**** MATERIAL FOR THIS TASK

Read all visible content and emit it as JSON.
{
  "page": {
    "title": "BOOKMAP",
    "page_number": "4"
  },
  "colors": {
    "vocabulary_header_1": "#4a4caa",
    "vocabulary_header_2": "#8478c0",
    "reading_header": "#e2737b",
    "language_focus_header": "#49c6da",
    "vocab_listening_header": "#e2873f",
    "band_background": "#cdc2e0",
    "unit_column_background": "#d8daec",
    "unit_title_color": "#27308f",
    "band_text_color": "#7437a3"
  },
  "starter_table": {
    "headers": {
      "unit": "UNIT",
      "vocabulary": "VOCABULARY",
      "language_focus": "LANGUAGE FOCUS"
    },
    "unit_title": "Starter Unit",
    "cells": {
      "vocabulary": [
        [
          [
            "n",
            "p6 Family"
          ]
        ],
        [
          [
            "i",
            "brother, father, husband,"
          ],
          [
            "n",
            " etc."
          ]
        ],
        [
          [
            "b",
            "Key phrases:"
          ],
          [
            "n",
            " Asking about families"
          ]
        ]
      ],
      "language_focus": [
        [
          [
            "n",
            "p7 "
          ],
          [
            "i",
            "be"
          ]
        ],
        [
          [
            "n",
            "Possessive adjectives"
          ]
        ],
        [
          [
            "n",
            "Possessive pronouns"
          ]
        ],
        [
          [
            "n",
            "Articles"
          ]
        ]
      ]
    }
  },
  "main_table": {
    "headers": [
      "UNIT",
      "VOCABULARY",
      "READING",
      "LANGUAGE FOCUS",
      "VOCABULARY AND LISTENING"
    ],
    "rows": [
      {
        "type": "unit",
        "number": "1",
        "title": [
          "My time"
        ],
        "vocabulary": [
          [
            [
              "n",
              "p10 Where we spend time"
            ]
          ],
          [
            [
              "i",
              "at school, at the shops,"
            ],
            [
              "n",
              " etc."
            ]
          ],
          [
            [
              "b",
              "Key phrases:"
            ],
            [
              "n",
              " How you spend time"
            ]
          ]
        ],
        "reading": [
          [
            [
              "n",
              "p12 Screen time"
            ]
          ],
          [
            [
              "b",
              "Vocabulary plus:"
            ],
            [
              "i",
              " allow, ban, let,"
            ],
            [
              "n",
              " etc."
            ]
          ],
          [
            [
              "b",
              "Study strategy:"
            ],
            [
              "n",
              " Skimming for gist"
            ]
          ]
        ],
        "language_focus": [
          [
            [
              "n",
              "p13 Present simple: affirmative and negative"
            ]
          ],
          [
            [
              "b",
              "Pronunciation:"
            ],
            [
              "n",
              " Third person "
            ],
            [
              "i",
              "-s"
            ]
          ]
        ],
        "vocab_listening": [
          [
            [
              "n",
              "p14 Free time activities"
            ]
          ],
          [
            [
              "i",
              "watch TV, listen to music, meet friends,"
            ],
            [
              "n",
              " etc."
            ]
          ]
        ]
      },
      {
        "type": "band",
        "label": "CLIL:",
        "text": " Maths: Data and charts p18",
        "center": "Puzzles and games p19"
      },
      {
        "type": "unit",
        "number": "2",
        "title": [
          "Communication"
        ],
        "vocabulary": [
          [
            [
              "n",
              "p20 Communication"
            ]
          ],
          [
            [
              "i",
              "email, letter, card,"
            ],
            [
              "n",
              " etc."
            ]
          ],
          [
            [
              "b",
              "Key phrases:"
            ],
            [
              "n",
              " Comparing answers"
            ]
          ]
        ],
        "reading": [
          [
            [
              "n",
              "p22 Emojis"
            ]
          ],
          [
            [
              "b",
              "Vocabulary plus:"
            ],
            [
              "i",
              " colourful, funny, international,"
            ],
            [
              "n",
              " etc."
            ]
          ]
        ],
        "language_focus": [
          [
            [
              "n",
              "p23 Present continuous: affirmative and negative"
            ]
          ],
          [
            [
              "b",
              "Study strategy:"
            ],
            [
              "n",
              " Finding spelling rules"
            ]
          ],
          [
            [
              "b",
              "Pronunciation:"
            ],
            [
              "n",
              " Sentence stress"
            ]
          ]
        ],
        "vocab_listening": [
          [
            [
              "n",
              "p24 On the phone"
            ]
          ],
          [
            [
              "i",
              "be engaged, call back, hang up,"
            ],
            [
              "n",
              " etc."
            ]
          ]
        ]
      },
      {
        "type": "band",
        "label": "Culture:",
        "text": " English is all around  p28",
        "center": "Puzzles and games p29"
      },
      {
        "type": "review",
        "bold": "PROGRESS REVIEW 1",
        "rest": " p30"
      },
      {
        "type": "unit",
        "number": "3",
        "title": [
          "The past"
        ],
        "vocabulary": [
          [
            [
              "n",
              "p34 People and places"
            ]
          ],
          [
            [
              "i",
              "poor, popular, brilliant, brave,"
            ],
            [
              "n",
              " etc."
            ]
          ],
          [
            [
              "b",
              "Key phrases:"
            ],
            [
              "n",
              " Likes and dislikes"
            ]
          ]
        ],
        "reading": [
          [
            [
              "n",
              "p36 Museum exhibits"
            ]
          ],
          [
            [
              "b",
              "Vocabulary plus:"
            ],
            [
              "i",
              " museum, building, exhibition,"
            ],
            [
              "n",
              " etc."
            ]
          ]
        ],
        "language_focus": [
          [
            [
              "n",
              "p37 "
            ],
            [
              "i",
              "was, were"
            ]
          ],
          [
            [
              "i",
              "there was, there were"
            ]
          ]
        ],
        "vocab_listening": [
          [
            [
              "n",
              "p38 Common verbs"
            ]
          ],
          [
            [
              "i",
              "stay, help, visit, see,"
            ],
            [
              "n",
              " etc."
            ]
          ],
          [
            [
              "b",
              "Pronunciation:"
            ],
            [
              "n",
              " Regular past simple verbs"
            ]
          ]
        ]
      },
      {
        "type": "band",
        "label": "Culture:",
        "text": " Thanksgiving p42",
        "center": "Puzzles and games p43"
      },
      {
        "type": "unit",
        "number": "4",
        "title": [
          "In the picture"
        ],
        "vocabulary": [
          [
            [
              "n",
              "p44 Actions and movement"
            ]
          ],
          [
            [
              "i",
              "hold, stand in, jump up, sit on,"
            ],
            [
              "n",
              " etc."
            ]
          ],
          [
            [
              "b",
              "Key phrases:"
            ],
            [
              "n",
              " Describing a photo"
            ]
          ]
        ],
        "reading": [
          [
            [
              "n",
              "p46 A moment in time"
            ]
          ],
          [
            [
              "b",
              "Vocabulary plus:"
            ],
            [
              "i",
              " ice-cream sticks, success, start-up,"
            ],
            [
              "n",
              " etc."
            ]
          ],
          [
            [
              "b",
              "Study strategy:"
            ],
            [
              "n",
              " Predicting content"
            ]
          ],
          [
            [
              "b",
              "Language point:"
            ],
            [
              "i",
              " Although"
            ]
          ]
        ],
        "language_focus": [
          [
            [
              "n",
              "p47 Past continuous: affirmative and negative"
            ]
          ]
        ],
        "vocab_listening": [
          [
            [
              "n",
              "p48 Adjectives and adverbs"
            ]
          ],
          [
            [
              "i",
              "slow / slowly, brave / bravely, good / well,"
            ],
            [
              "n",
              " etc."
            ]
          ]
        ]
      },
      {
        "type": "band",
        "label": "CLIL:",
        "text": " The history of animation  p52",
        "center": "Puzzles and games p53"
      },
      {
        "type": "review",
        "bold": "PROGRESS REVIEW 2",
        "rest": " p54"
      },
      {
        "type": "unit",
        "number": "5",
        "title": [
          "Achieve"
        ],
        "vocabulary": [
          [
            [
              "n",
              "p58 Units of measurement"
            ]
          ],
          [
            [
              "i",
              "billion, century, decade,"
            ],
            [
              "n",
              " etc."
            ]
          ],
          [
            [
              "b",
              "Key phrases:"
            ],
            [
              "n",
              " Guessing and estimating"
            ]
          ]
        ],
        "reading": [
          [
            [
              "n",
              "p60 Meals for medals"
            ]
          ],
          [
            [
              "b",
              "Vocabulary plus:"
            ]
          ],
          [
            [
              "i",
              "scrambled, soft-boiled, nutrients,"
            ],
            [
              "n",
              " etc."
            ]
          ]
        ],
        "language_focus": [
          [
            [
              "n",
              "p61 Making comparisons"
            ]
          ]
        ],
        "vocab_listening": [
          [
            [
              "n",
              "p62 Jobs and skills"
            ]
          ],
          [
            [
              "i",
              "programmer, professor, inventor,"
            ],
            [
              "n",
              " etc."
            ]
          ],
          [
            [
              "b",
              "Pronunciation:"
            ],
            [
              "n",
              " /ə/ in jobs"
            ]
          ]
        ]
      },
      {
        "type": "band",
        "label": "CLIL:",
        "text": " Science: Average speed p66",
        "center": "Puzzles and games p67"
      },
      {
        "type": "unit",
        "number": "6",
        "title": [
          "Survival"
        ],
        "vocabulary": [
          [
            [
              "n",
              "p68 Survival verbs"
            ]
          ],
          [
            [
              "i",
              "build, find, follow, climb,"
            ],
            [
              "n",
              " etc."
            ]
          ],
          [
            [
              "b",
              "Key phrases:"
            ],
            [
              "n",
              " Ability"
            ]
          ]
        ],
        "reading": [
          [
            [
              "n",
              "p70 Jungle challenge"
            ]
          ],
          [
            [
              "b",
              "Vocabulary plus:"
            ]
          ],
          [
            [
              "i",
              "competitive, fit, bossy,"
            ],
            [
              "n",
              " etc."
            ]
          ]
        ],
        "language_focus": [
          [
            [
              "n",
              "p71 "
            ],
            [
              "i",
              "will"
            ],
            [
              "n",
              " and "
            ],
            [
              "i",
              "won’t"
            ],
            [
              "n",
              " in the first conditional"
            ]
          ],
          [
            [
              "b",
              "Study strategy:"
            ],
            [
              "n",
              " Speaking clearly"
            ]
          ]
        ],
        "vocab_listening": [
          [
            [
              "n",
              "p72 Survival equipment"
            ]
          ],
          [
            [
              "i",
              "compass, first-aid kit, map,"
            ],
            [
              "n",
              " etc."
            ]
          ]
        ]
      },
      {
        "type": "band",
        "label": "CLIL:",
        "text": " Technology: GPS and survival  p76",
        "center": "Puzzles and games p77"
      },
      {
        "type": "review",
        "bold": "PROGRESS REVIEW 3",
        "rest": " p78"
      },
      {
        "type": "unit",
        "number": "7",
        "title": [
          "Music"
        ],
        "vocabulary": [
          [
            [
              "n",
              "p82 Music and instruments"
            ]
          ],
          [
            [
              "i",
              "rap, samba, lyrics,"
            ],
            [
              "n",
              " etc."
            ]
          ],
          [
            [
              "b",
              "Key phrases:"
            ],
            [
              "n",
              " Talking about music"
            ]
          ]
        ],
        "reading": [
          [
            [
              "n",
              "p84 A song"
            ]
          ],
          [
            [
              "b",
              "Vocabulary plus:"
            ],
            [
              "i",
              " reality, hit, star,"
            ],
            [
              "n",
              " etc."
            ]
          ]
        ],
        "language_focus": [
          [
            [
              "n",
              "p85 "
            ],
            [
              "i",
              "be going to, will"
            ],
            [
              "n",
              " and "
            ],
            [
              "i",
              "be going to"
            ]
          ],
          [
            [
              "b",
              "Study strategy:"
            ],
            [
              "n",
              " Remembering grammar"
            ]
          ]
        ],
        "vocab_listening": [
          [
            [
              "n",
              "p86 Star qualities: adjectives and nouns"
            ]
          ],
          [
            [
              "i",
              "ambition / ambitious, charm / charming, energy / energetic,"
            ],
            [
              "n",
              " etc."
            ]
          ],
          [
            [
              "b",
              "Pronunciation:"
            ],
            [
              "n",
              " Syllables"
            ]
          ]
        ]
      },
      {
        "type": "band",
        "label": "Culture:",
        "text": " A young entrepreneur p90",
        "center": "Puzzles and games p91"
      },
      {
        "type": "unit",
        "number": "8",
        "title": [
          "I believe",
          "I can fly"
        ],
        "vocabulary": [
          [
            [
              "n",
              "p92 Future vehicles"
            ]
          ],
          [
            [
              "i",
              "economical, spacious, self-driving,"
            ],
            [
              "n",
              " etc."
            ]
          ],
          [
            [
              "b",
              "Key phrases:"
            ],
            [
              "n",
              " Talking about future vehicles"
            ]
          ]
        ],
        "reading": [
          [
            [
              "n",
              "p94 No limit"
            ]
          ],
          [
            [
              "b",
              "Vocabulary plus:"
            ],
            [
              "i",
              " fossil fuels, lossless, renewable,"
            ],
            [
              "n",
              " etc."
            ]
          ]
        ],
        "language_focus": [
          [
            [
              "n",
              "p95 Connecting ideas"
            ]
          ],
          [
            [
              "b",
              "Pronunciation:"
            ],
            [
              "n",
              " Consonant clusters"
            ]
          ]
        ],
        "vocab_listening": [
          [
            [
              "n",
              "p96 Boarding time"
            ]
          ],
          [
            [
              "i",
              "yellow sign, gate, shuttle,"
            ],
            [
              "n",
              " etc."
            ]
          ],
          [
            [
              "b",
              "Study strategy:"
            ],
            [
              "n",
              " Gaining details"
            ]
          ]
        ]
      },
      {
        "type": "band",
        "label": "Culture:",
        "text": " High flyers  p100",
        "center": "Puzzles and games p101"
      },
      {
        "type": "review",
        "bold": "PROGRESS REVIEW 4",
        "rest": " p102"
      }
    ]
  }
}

********

- TASK DETAILS -
Show each line of the data that contains the string "spend".

- RESULT OF THE TASK -
              "p10 Where we spend time"
              " How you spend time"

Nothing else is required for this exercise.